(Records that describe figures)
━━━━━━━━
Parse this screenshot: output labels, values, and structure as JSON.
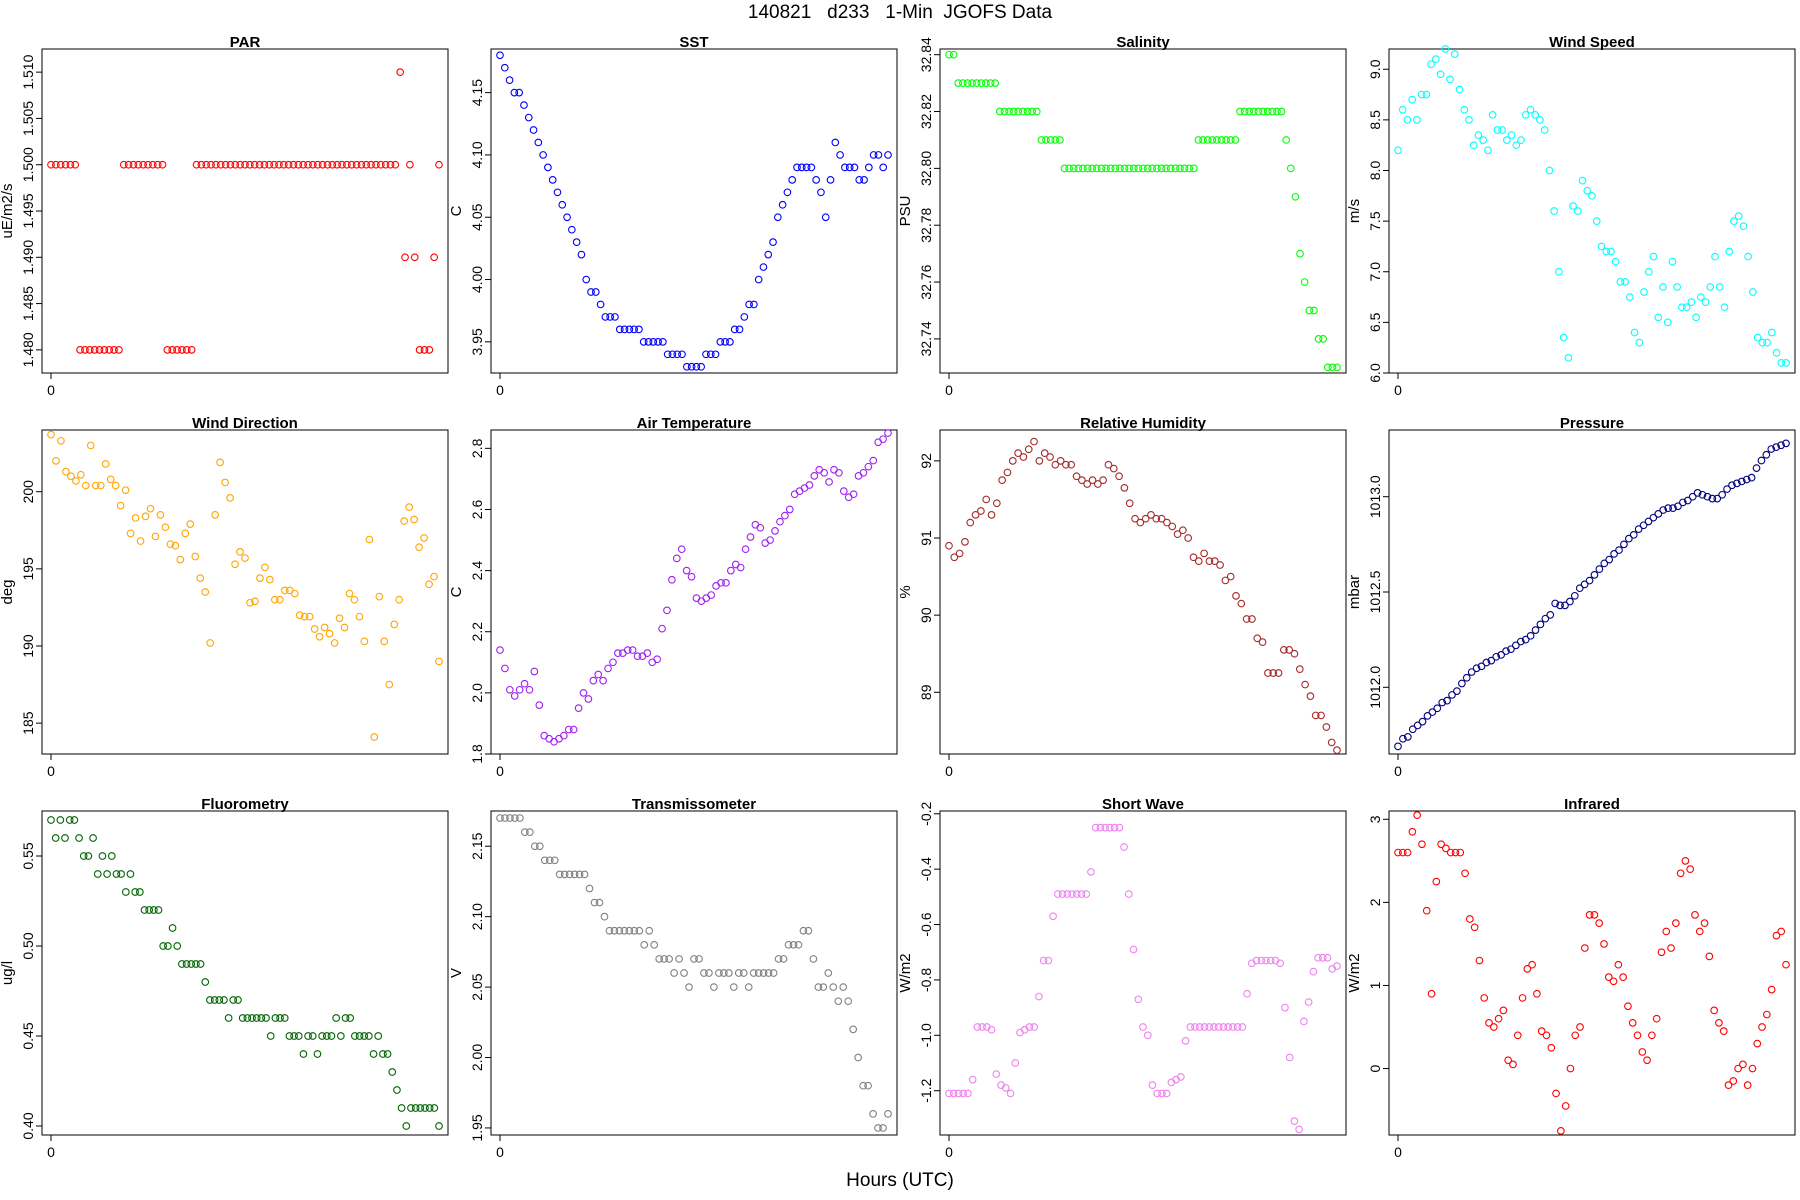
{
  "page": {
    "title": "140821   d233   1-Min  JGOFS Data",
    "xlabel": "Hours (UTC)"
  },
  "chart_data": [
    {
      "type": "scatter",
      "title": "PAR",
      "ylabel": "uE/m2/s",
      "color": "#ff0000",
      "ylim": [
        1.4775,
        1.5125
      ],
      "yticks": [
        1.48,
        1.485,
        1.49,
        1.495,
        1.5,
        1.505,
        1.51
      ],
      "ytick_labels": [
        "1.480",
        "1.485",
        "1.490",
        "1.495",
        "1.500",
        "1.505",
        "1.510"
      ],
      "xticks": [
        0
      ],
      "xtick_labels": [
        "0"
      ],
      "values": [
        1.5,
        1.5,
        1.5,
        1.5,
        1.5,
        1.5,
        1.48,
        1.48,
        1.48,
        1.48,
        1.48,
        1.48,
        1.48,
        1.48,
        1.48,
        1.5,
        1.5,
        1.5,
        1.5,
        1.5,
        1.5,
        1.5,
        1.5,
        1.5,
        1.48,
        1.48,
        1.48,
        1.48,
        1.48,
        1.48,
        1.5,
        1.5,
        1.5,
        1.5,
        1.5,
        1.5,
        1.5,
        1.5,
        1.5,
        1.5,
        1.5,
        1.5,
        1.5,
        1.5,
        1.5,
        1.5,
        1.5,
        1.5,
        1.5,
        1.5,
        1.5,
        1.5,
        1.5,
        1.5,
        1.5,
        1.5,
        1.5,
        1.5,
        1.5,
        1.5,
        1.5,
        1.5,
        1.5,
        1.5,
        1.5,
        1.5,
        1.5,
        1.5,
        1.5,
        1.5,
        1.5,
        1.5,
        1.51,
        1.49,
        1.5,
        1.49,
        1.48,
        1.48,
        1.48,
        1.49,
        1.5
      ]
    },
    {
      "type": "scatter",
      "title": "SST",
      "ylabel": "C",
      "color": "#0000ff",
      "ylim": [
        3.925,
        4.185
      ],
      "yticks": [
        3.95,
        4.0,
        4.05,
        4.1,
        4.15
      ],
      "ytick_labels": [
        "3.95",
        "4.00",
        "4.05",
        "4.10",
        "4.15"
      ],
      "xticks": [
        0
      ],
      "xtick_labels": [
        "0"
      ],
      "values": [
        4.18,
        4.17,
        4.16,
        4.15,
        4.15,
        4.14,
        4.13,
        4.12,
        4.11,
        4.1,
        4.09,
        4.08,
        4.07,
        4.06,
        4.05,
        4.04,
        4.03,
        4.02,
        4.0,
        3.99,
        3.99,
        3.98,
        3.97,
        3.97,
        3.97,
        3.96,
        3.96,
        3.96,
        3.96,
        3.96,
        3.95,
        3.95,
        3.95,
        3.95,
        3.95,
        3.94,
        3.94,
        3.94,
        3.94,
        3.93,
        3.93,
        3.93,
        3.93,
        3.94,
        3.94,
        3.94,
        3.95,
        3.95,
        3.95,
        3.96,
        3.96,
        3.97,
        3.98,
        3.98,
        4.0,
        4.01,
        4.02,
        4.03,
        4.05,
        4.06,
        4.07,
        4.08,
        4.09,
        4.09,
        4.09,
        4.09,
        4.08,
        4.07,
        4.05,
        4.08,
        4.11,
        4.1,
        4.09,
        4.09,
        4.09,
        4.08,
        4.08,
        4.09,
        4.1,
        4.1,
        4.09,
        4.1
      ]
    },
    {
      "type": "scatter",
      "title": "Salinity",
      "ylabel": "PSU",
      "color": "#00ff00",
      "ylim": [
        32.728,
        32.842
      ],
      "yticks": [
        32.74,
        32.76,
        32.78,
        32.8,
        32.82,
        32.84
      ],
      "ytick_labels": [
        "32.74",
        "32.76",
        "32.78",
        "32.80",
        "32.82",
        "32.84"
      ],
      "xticks": [
        0
      ],
      "xtick_labels": [
        "0"
      ],
      "values": [
        32.84,
        32.84,
        32.83,
        32.83,
        32.83,
        32.83,
        32.83,
        32.83,
        32.83,
        32.83,
        32.83,
        32.82,
        32.82,
        32.82,
        32.82,
        32.82,
        32.82,
        32.82,
        32.82,
        32.82,
        32.81,
        32.81,
        32.81,
        32.81,
        32.81,
        32.8,
        32.8,
        32.8,
        32.8,
        32.8,
        32.8,
        32.8,
        32.8,
        32.8,
        32.8,
        32.8,
        32.8,
        32.8,
        32.8,
        32.8,
        32.8,
        32.8,
        32.8,
        32.8,
        32.8,
        32.8,
        32.8,
        32.8,
        32.8,
        32.8,
        32.8,
        32.8,
        32.8,
        32.8,
        32.81,
        32.81,
        32.81,
        32.81,
        32.81,
        32.81,
        32.81,
        32.81,
        32.81,
        32.82,
        32.82,
        32.82,
        32.82,
        32.82,
        32.82,
        32.82,
        32.82,
        32.82,
        32.82,
        32.81,
        32.8,
        32.79,
        32.77,
        32.76,
        32.75,
        32.75,
        32.74,
        32.74,
        32.73,
        32.73,
        32.73
      ]
    },
    {
      "type": "scatter",
      "title": "Wind Speed",
      "ylabel": "m/s",
      "color": "#00ffff",
      "ylim": [
        6.0,
        9.2
      ],
      "yticks": [
        6.0,
        6.5,
        7.0,
        7.5,
        8.0,
        8.5,
        9.0
      ],
      "ytick_labels": [
        "6.0",
        "6.5",
        "7.0",
        "7.5",
        "8.0",
        "8.5",
        "9.0"
      ],
      "xticks": [
        0
      ],
      "xtick_labels": [
        "0"
      ],
      "values": [
        8.2,
        8.6,
        8.5,
        8.7,
        8.5,
        8.75,
        8.75,
        9.05,
        9.1,
        8.95,
        9.2,
        8.9,
        9.15,
        8.8,
        8.6,
        8.5,
        8.25,
        8.35,
        8.3,
        8.2,
        8.55,
        8.4,
        8.4,
        8.3,
        8.35,
        8.25,
        8.3,
        8.55,
        8.6,
        8.55,
        8.5,
        8.4,
        8.0,
        7.6,
        7.0,
        6.35,
        6.15,
        7.65,
        7.6,
        7.9,
        7.8,
        7.75,
        7.5,
        7.25,
        7.2,
        7.2,
        7.1,
        6.9,
        6.9,
        6.75,
        6.4,
        6.3,
        6.8,
        7.0,
        7.15,
        6.55,
        6.85,
        6.5,
        7.1,
        6.85,
        6.65,
        6.65,
        6.7,
        6.55,
        6.75,
        6.7,
        6.85,
        7.15,
        6.85,
        6.65,
        7.2,
        7.5,
        7.55,
        7.45,
        7.15,
        6.8,
        6.35,
        6.3,
        6.3,
        6.4,
        6.2,
        6.1,
        6.1
      ]
    },
    {
      "type": "scatter",
      "title": "Wind Direction",
      "ylabel": "deg",
      "color": "#ffa500",
      "ylim": [
        183,
        204
      ],
      "yticks": [
        185,
        190,
        195,
        200
      ],
      "ytick_labels": [
        "185",
        "190",
        "195",
        "200"
      ],
      "xticks": [
        0
      ],
      "xtick_labels": [
        "0"
      ],
      "values": [
        203.7,
        202.0,
        203.3,
        201.3,
        201.0,
        200.7,
        201.1,
        200.4,
        203.0,
        200.4,
        200.4,
        201.8,
        200.8,
        200.4,
        199.1,
        200.1,
        197.3,
        198.3,
        196.8,
        198.4,
        198.9,
        197.1,
        198.5,
        197.7,
        196.6,
        196.5,
        195.6,
        197.3,
        197.9,
        195.8,
        194.4,
        193.5,
        190.2,
        198.5,
        201.9,
        200.6,
        199.6,
        195.3,
        196.1,
        195.7,
        192.8,
        192.9,
        194.4,
        195.1,
        194.3,
        193.0,
        193.0,
        193.6,
        193.6,
        193.4,
        192.0,
        191.9,
        191.9,
        191.1,
        190.6,
        191.2,
        190.8,
        190.2,
        191.8,
        191.2,
        193.4,
        193.0,
        191.9,
        190.3,
        196.9,
        184.1,
        193.2,
        190.3,
        187.5,
        191.4,
        193.0,
        198.1,
        199.0,
        198.2,
        196.4,
        197.0,
        194.0,
        194.5,
        189.0
      ]
    },
    {
      "type": "scatter",
      "title": "Air Temperature",
      "ylabel": "C",
      "color": "#a020f0",
      "ylim": [
        1.8,
        2.86
      ],
      "yticks": [
        1.8,
        2.0,
        2.2,
        2.4,
        2.6,
        2.8
      ],
      "ytick_labels": [
        "1.8",
        "2.0",
        "2.2",
        "2.4",
        "2.6",
        "2.8"
      ],
      "xticks": [
        0
      ],
      "xtick_labels": [
        "0"
      ],
      "values": [
        2.14,
        2.08,
        2.01,
        1.99,
        2.01,
        2.03,
        2.01,
        2.07,
        1.96,
        1.86,
        1.85,
        1.84,
        1.85,
        1.86,
        1.88,
        1.88,
        1.95,
        2.0,
        1.98,
        2.04,
        2.06,
        2.04,
        2.08,
        2.1,
        2.13,
        2.13,
        2.14,
        2.14,
        2.12,
        2.12,
        2.13,
        2.1,
        2.11,
        2.21,
        2.27,
        2.37,
        2.44,
        2.47,
        2.4,
        2.38,
        2.31,
        2.3,
        2.31,
        2.32,
        2.35,
        2.36,
        2.36,
        2.4,
        2.42,
        2.41,
        2.47,
        2.51,
        2.55,
        2.54,
        2.49,
        2.5,
        2.53,
        2.56,
        2.58,
        2.6,
        2.65,
        2.66,
        2.67,
        2.68,
        2.71,
        2.73,
        2.72,
        2.69,
        2.73,
        2.72,
        2.66,
        2.64,
        2.65,
        2.71,
        2.72,
        2.74,
        2.76,
        2.82,
        2.83,
        2.85
      ]
    },
    {
      "type": "scatter",
      "title": "Relative Humidity",
      "ylabel": "%",
      "color": "#a52a2a",
      "ylim": [
        88.2,
        92.4
      ],
      "yticks": [
        89,
        90,
        91,
        92
      ],
      "ytick_labels": [
        "89",
        "90",
        "91",
        "92"
      ],
      "xticks": [
        0
      ],
      "xtick_labels": [
        "0"
      ],
      "values": [
        90.9,
        90.75,
        90.8,
        90.95,
        91.2,
        91.3,
        91.35,
        91.5,
        91.3,
        91.45,
        91.75,
        91.85,
        92.0,
        92.1,
        92.05,
        92.15,
        92.25,
        92.0,
        92.1,
        92.05,
        91.95,
        92.0,
        91.95,
        91.95,
        91.8,
        91.75,
        91.7,
        91.75,
        91.7,
        91.75,
        91.95,
        91.9,
        91.8,
        91.65,
        91.45,
        91.25,
        91.2,
        91.25,
        91.3,
        91.25,
        91.25,
        91.2,
        91.15,
        91.05,
        91.1,
        91.0,
        90.75,
        90.7,
        90.8,
        90.7,
        90.7,
        90.65,
        90.45,
        90.5,
        90.25,
        90.15,
        89.95,
        89.95,
        89.7,
        89.65,
        89.25,
        89.25,
        89.25,
        89.55,
        89.55,
        89.5,
        89.3,
        89.1,
        88.95,
        88.7,
        88.7,
        88.55,
        88.35,
        88.25
      ]
    },
    {
      "type": "scatter",
      "title": "Pressure",
      "ylabel": "mbar",
      "color": "#000080",
      "ylim": [
        1011.65,
        1013.35
      ],
      "yticks": [
        1012.0,
        1012.5,
        1013.0
      ],
      "ytick_labels": [
        "1012.0",
        "1012.5",
        "1013.0"
      ],
      "xticks": [
        0
      ],
      "xtick_labels": [
        "0"
      ],
      "values": [
        1011.69,
        1011.73,
        1011.74,
        1011.78,
        1011.8,
        1011.82,
        1011.85,
        1011.87,
        1011.89,
        1011.92,
        1011.93,
        1011.96,
        1011.98,
        1012.02,
        1012.05,
        1012.08,
        1012.1,
        1012.11,
        1012.13,
        1012.14,
        1012.16,
        1012.17,
        1012.19,
        1012.2,
        1012.22,
        1012.24,
        1012.25,
        1012.27,
        1012.3,
        1012.33,
        1012.36,
        1012.38,
        1012.44,
        1012.43,
        1012.43,
        1012.45,
        1012.48,
        1012.52,
        1012.54,
        1012.56,
        1012.59,
        1012.62,
        1012.65,
        1012.67,
        1012.7,
        1012.72,
        1012.75,
        1012.78,
        1012.8,
        1012.83,
        1012.85,
        1012.87,
        1012.89,
        1012.91,
        1012.93,
        1012.94,
        1012.94,
        1012.95,
        1012.97,
        1012.98,
        1013.0,
        1013.02,
        1013.01,
        1013.0,
        1012.99,
        1012.99,
        1013.01,
        1013.04,
        1013.06,
        1013.07,
        1013.08,
        1013.09,
        1013.1,
        1013.15,
        1013.19,
        1013.22,
        1013.25,
        1013.26,
        1013.27,
        1013.28
      ]
    },
    {
      "type": "scatter",
      "title": "Fluorometry",
      "ylabel": "ug/l",
      "color": "#006400",
      "ylim": [
        0.395,
        0.575
      ],
      "yticks": [
        0.4,
        0.45,
        0.5,
        0.55
      ],
      "ytick_labels": [
        "0.40",
        "0.45",
        "0.50",
        "0.55"
      ],
      "xticks": [
        0
      ],
      "xtick_labels": [
        "0"
      ],
      "values": [
        0.57,
        0.56,
        0.57,
        0.56,
        0.57,
        0.57,
        0.56,
        0.55,
        0.55,
        0.56,
        0.54,
        0.55,
        0.54,
        0.55,
        0.54,
        0.54,
        0.53,
        0.54,
        0.53,
        0.53,
        0.52,
        0.52,
        0.52,
        0.52,
        0.5,
        0.5,
        0.51,
        0.5,
        0.49,
        0.49,
        0.49,
        0.49,
        0.49,
        0.48,
        0.47,
        0.47,
        0.47,
        0.47,
        0.46,
        0.47,
        0.47,
        0.46,
        0.46,
        0.46,
        0.46,
        0.46,
        0.46,
        0.45,
        0.46,
        0.46,
        0.46,
        0.45,
        0.45,
        0.45,
        0.44,
        0.45,
        0.45,
        0.44,
        0.45,
        0.45,
        0.45,
        0.46,
        0.45,
        0.46,
        0.46,
        0.45,
        0.45,
        0.45,
        0.45,
        0.44,
        0.45,
        0.44,
        0.44,
        0.43,
        0.42,
        0.41,
        0.4,
        0.41,
        0.41,
        0.41,
        0.41,
        0.41,
        0.41,
        0.4
      ]
    },
    {
      "type": "scatter",
      "title": "Transmissometer",
      "ylabel": "V",
      "color": "#808080",
      "ylim": [
        1.945,
        2.175
      ],
      "yticks": [
        1.95,
        2.0,
        2.05,
        2.1,
        2.15
      ],
      "ytick_labels": [
        "1.95",
        "2.00",
        "2.05",
        "2.10",
        "2.15"
      ],
      "xticks": [
        0
      ],
      "xtick_labels": [
        "0"
      ],
      "values": [
        2.17,
        2.17,
        2.17,
        2.17,
        2.17,
        2.16,
        2.16,
        2.15,
        2.15,
        2.14,
        2.14,
        2.14,
        2.13,
        2.13,
        2.13,
        2.13,
        2.13,
        2.13,
        2.12,
        2.11,
        2.11,
        2.1,
        2.09,
        2.09,
        2.09,
        2.09,
        2.09,
        2.09,
        2.09,
        2.08,
        2.09,
        2.08,
        2.07,
        2.07,
        2.07,
        2.06,
        2.07,
        2.06,
        2.05,
        2.07,
        2.07,
        2.06,
        2.06,
        2.05,
        2.06,
        2.06,
        2.06,
        2.05,
        2.06,
        2.06,
        2.05,
        2.06,
        2.06,
        2.06,
        2.06,
        2.06,
        2.07,
        2.07,
        2.08,
        2.08,
        2.08,
        2.09,
        2.09,
        2.07,
        2.05,
        2.05,
        2.06,
        2.05,
        2.04,
        2.05,
        2.04,
        2.02,
        2.0,
        1.98,
        1.98,
        1.96,
        1.95,
        1.95,
        1.96
      ]
    },
    {
      "type": "scatter",
      "title": "Short Wave",
      "ylabel": "W/m2",
      "color": "#ee82ee",
      "ylim": [
        -1.36,
        -0.19
      ],
      "yticks": [
        -1.2,
        -1.0,
        -0.8,
        -0.6,
        -0.4,
        -0.2
      ],
      "ytick_labels": [
        "-1.2",
        "-1.0",
        "-0.8",
        "-0.6",
        "-0.4",
        "-0.2"
      ],
      "xticks": [
        0
      ],
      "xtick_labels": [
        "0"
      ],
      "values": [
        -1.21,
        -1.21,
        -1.21,
        -1.21,
        -1.21,
        -1.16,
        -0.97,
        -0.97,
        -0.97,
        -0.98,
        -1.14,
        -1.18,
        -1.19,
        -1.21,
        -1.1,
        -0.99,
        -0.98,
        -0.97,
        -0.97,
        -0.86,
        -0.73,
        -0.73,
        -0.57,
        -0.49,
        -0.49,
        -0.49,
        -0.49,
        -0.49,
        -0.49,
        -0.49,
        -0.41,
        -0.25,
        -0.25,
        -0.25,
        -0.25,
        -0.25,
        -0.25,
        -0.32,
        -0.49,
        -0.69,
        -0.87,
        -0.97,
        -1.0,
        -1.18,
        -1.21,
        -1.21,
        -1.21,
        -1.17,
        -1.16,
        -1.15,
        -1.02,
        -0.97,
        -0.97,
        -0.97,
        -0.97,
        -0.97,
        -0.97,
        -0.97,
        -0.97,
        -0.97,
        -0.97,
        -0.97,
        -0.97,
        -0.85,
        -0.74,
        -0.73,
        -0.73,
        -0.73,
        -0.73,
        -0.73,
        -0.74,
        -0.9,
        -1.08,
        -1.31,
        -1.34,
        -0.95,
        -0.88,
        -0.77,
        -0.72,
        -0.72,
        -0.72,
        -0.76,
        -0.75
      ]
    },
    {
      "type": "scatter",
      "title": "Infrared",
      "ylabel": "W/m2",
      "color": "#ff0000",
      "ylim": [
        -0.8,
        3.1
      ],
      "yticks": [
        0,
        1,
        2,
        3
      ],
      "ytick_labels": [
        "0",
        "1",
        "2",
        "3"
      ],
      "xticks": [
        0
      ],
      "xtick_labels": [
        "0"
      ],
      "values": [
        2.6,
        2.6,
        2.6,
        2.85,
        3.05,
        2.7,
        1.9,
        0.9,
        2.25,
        2.7,
        2.65,
        2.6,
        2.6,
        2.6,
        2.35,
        1.8,
        1.7,
        1.3,
        0.85,
        0.55,
        0.5,
        0.6,
        0.7,
        0.1,
        0.05,
        0.4,
        0.85,
        1.2,
        1.25,
        0.9,
        0.45,
        0.4,
        0.25,
        -0.3,
        -0.75,
        -0.45,
        0.0,
        0.4,
        0.5,
        1.45,
        1.85,
        1.85,
        1.75,
        1.5,
        1.1,
        1.05,
        1.25,
        1.1,
        0.75,
        0.55,
        0.4,
        0.2,
        0.1,
        0.4,
        0.6,
        1.4,
        1.65,
        1.45,
        1.75,
        2.35,
        2.5,
        2.4,
        1.85,
        1.65,
        1.75,
        1.35,
        0.7,
        0.55,
        0.45,
        -0.2,
        -0.15,
        0.0,
        0.05,
        -0.2,
        0.0,
        0.3,
        0.5,
        0.65,
        0.95,
        1.6,
        1.65,
        1.25
      ]
    }
  ]
}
━━━━━━━━
* **Directions**
Copy every line above that includes the string "ylabel".

* **Task answer**
      "ylabel": "uE/m2/s",
      "ylabel": "C",
      "ylabel": "PSU",
      "ylabel": "m/s",
      "ylabel": "deg",
      "ylabel": "C",
      "ylabel": "%",
      "ylabel": "mbar",
      "ylabel": "ug/l",
      "ylabel": "V",
      "ylabel": "W/m2",
      "ylabel": "W/m2",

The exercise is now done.